DÉFI A:
Dans l'extrait sur la barque en or, présentez sous forme de liste le paragraphe qui commence par « Cette barque en or, qui mesure », en conservant ses faits principaux.
DÉFI B:
D'après l'extrait sur la barque en or, que tient de la main droite le personnage assis au milieu du bateau ?

═════ EXTRAIT DU DOCUMENT ═════

Cette barque en or, qui mesure trente-huit centimètres de long, est de forme très élégante avec ses extrémités qui se terminent par des ombelles de papyrus se recourbant vers son intérieur. Son équipage est composé de quinze personnages : douze rameurs en "argent", qui semblent en pleine action, en plein effort, et trois hommes en "or". Deux sont debout, l'un à la proue, l'autre à la poupe, et le troisième, qui semble être important est assis au milieu de l'embarcation.
Ils sont très méthodiquement décrits par Emile Vernier dans son catalogue "Bijoux et orfèvreries" : "A l'avant et à l'arrière sont deux personnages : celui de l'avant porte sa main à sa bouche ; il regarde à l'arrière. Il est sur une partie pleine formant pont à l'extrémité de la barque et il est placé entre deux cloisons qui lui viennent à mi-jambe et qui assurent sans doute sa stabilité. Ces deux cloisons sont reliées derrière le personnage par une petite barre d'or. Sur les cloisons qui protègent le personnage de l'avant on voit des motifs décoratifs en forme de boucle de ceinture. Sur les parois de la stalle qui est derrière le timonier sont, de chaque côté, un lion passant et les cartouches avec les nom et prénom de Kamès. Le pilote qui se tient à l'arrière est debout ; ses pieds reposent sur le fond de la barque. Derrière lui, une espèce de grand fauteuil dont il est séparé par une petite banquette. Il tient une grande rame, qui lui sert à gouverner. Au milieu du bateau, un personnage assis tient de la main droite un bâton de commandement et de la main gauche une hache dont la lame, tournée vers le fond du bateau, se voit difficilement. La barque tout entière ainsi que les trois personnages qui précèdent et les accessoires, rame du timonier, banquettes, etc., sont en or."

═════ ENTRÉES AFFICHÉES ═════

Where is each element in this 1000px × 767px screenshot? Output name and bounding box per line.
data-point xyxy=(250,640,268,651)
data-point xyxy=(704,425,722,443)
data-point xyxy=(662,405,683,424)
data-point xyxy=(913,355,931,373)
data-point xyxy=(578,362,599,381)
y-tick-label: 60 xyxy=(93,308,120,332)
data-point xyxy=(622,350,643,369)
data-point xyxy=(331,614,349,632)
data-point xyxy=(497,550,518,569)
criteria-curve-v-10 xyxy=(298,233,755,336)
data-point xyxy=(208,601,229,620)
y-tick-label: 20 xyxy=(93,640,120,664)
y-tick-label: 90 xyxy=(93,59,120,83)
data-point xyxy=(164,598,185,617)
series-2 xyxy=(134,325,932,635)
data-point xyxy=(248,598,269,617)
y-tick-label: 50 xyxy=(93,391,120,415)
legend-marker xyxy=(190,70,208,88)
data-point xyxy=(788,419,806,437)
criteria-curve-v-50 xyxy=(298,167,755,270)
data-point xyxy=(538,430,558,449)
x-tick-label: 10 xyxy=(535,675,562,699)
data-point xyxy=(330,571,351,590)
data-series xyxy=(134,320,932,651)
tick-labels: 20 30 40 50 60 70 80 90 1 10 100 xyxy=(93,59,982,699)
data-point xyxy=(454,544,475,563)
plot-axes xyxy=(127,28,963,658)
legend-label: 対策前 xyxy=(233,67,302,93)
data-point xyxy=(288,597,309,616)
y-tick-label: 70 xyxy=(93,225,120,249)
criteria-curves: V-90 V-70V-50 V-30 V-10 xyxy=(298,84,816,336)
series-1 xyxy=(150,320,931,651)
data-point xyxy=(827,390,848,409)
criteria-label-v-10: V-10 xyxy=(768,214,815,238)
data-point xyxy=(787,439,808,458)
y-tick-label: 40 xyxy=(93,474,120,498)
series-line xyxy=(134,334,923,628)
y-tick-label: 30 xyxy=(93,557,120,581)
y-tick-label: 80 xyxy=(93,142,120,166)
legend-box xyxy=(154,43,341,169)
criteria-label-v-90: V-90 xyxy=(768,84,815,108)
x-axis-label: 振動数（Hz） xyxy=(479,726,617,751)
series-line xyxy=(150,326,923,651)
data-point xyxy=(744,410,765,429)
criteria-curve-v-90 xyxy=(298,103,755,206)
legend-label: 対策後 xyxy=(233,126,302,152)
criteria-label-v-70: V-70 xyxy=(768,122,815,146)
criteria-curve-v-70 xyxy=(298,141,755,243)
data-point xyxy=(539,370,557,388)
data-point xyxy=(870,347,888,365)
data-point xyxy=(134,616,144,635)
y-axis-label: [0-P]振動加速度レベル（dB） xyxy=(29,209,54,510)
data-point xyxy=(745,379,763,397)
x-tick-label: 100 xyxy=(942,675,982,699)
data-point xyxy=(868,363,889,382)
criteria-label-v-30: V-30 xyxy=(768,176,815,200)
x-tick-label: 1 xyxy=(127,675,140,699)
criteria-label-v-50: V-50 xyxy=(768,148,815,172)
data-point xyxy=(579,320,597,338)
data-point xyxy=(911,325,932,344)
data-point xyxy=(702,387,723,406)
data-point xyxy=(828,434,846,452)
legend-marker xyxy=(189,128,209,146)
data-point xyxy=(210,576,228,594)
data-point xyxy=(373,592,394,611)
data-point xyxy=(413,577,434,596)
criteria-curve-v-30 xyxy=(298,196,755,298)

═════

RÉPONSE FINALE A:
- Barque en or de trente-huit centimètres de long, de forme très élégante.
- Extrémités terminées par des ombelles de papyrus recourbées vers l'intérieur.
- Équipage de quinze personnages : douze rameurs en argent, en plein effort, et trois hommes en or.
- Deux de ces hommes sont debout, l'un à la proue, l'autre à la poupe.
- Le troisième, qui semble important, est assis au milieu de l'embarcation.

RÉPONSE FINALE B:
Un bâton de commandement.